··· Excerpted data
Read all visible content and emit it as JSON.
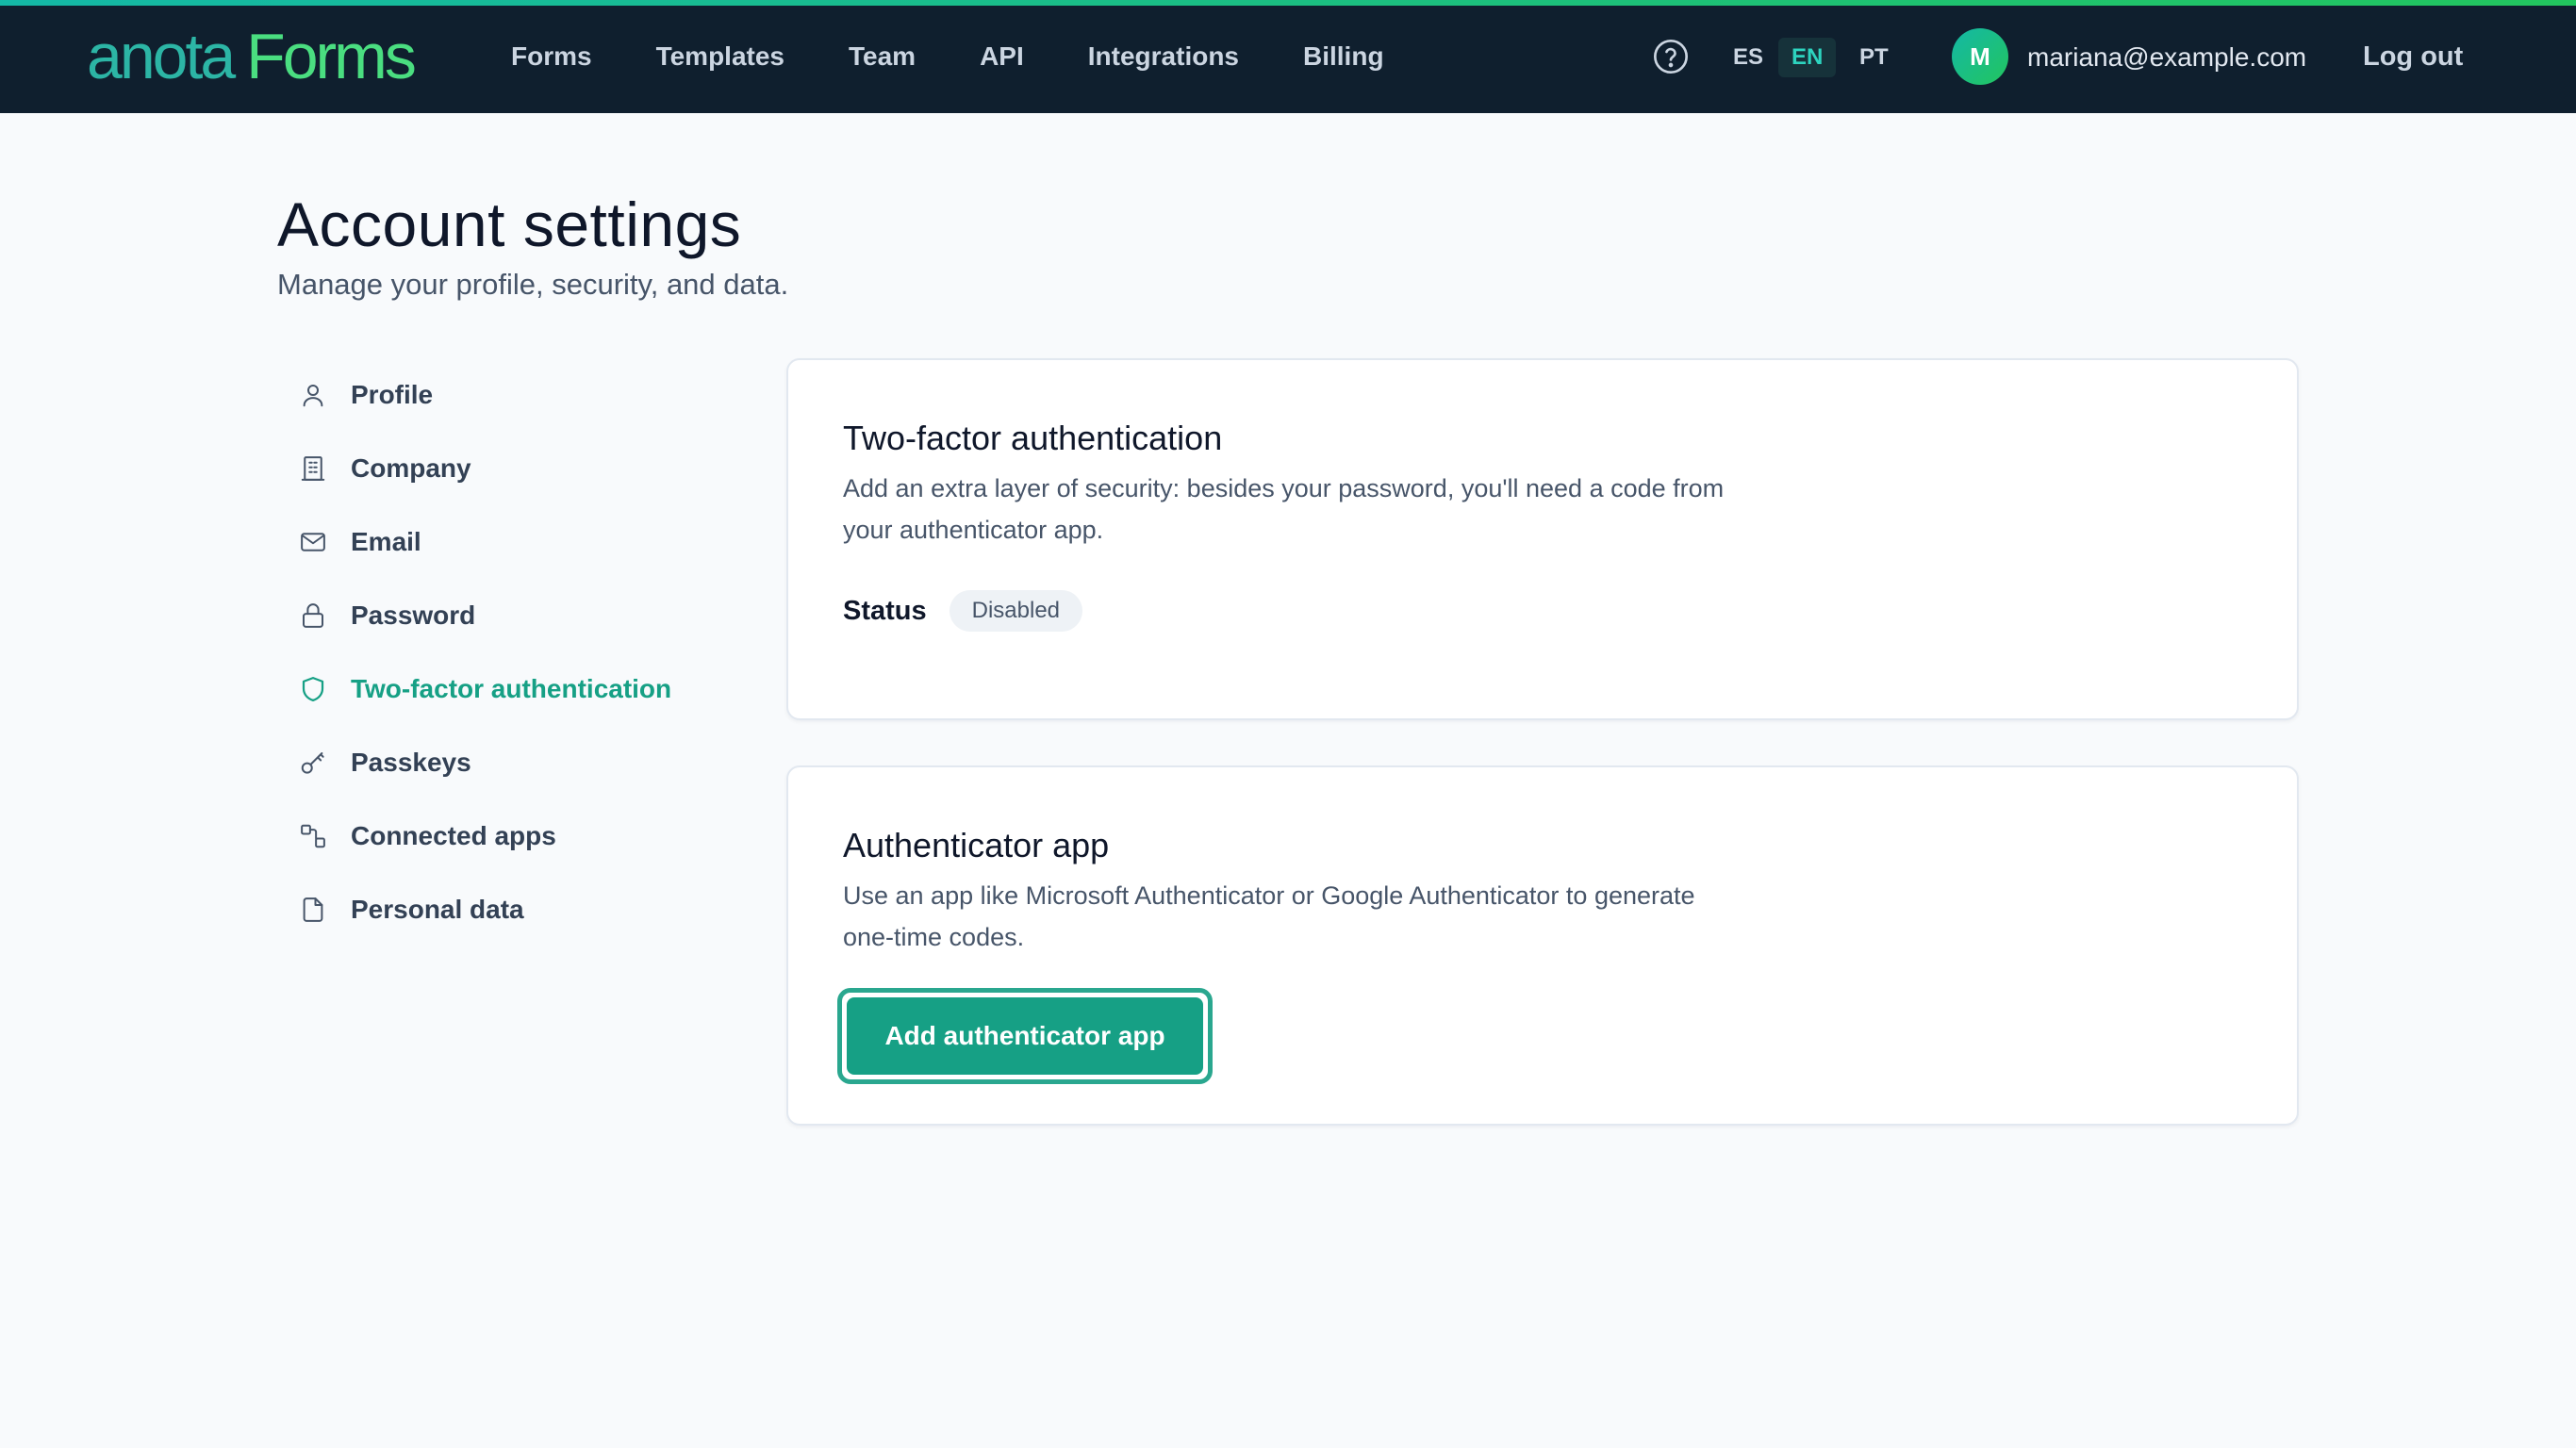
{
  "brand": {
    "word1": "anota",
    "word2": "Forms",
    "accent_color": "#16a085"
  },
  "nav": {
    "items": [
      "Forms",
      "Templates",
      "Team",
      "API",
      "Integrations",
      "Billing"
    ]
  },
  "header_tools": {
    "help_icon": "question-circle-icon",
    "languages": [
      "ES",
      "EN",
      "PT"
    ],
    "active_language": "EN",
    "avatar_initial": "M",
    "user_email": "mariana@example.com",
    "logout_label": "Log out"
  },
  "page": {
    "title": "Account settings",
    "subtitle": "Manage your profile, security, and data."
  },
  "sidebar": {
    "active": "Two-factor authentication",
    "items": [
      {
        "label": "Profile",
        "icon": "user-icon"
      },
      {
        "label": "Company",
        "icon": "building-icon"
      },
      {
        "label": "Email",
        "icon": "mail-icon"
      },
      {
        "label": "Password",
        "icon": "lock-icon"
      },
      {
        "label": "Two-factor authentication",
        "icon": "shield-icon"
      },
      {
        "label": "Passkeys",
        "icon": "key-icon"
      },
      {
        "label": "Connected apps",
        "icon": "connected-apps-icon"
      },
      {
        "label": "Personal data",
        "icon": "file-icon"
      }
    ]
  },
  "two_factor_card": {
    "title": "Two-factor authentication",
    "description": "Add an extra layer of security: besides your password, you'll need a code from your authenticator app.",
    "status_label": "Status",
    "status_value": "Disabled"
  },
  "authenticator_card": {
    "title": "Authenticator app",
    "description": "Use an app like Microsoft Authenticator or Google Authenticator to generate one-time codes.",
    "button_label": "Add authenticator app"
  }
}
······
Directions:
Reproduce all of the material above word for word. Omit the pictures.

Response to this task:
Read all visible content and emit it as JSON.
{
  "brand": {
    "word1": "anota",
    "word2": "Forms",
    "accent_color": "#16a085"
  },
  "nav": {
    "items": [
      "Forms",
      "Templates",
      "Team",
      "API",
      "Integrations",
      "Billing"
    ]
  },
  "header_tools": {
    "help_icon": "question-circle-icon",
    "languages": [
      "ES",
      "EN",
      "PT"
    ],
    "active_language": "EN",
    "avatar_initial": "M",
    "user_email": "mariana@example.com",
    "logout_label": "Log out"
  },
  "page": {
    "title": "Account settings",
    "subtitle": "Manage your profile, security, and data."
  },
  "sidebar": {
    "active": "Two-factor authentication",
    "items": [
      {
        "label": "Profile",
        "icon": "user-icon"
      },
      {
        "label": "Company",
        "icon": "building-icon"
      },
      {
        "label": "Email",
        "icon": "mail-icon"
      },
      {
        "label": "Password",
        "icon": "lock-icon"
      },
      {
        "label": "Two-factor authentication",
        "icon": "shield-icon"
      },
      {
        "label": "Passkeys",
        "icon": "key-icon"
      },
      {
        "label": "Connected apps",
        "icon": "connected-apps-icon"
      },
      {
        "label": "Personal data",
        "icon": "file-icon"
      }
    ]
  },
  "two_factor_card": {
    "title": "Two-factor authentication",
    "description": "Add an extra layer of security: besides your password, you'll need a code from your authenticator app.",
    "status_label": "Status",
    "status_value": "Disabled"
  },
  "authenticator_card": {
    "title": "Authenticator app",
    "description": "Use an app like Microsoft Authenticator or Google Authenticator to generate one-time codes.",
    "button_label": "Add authenticator app"
  }
}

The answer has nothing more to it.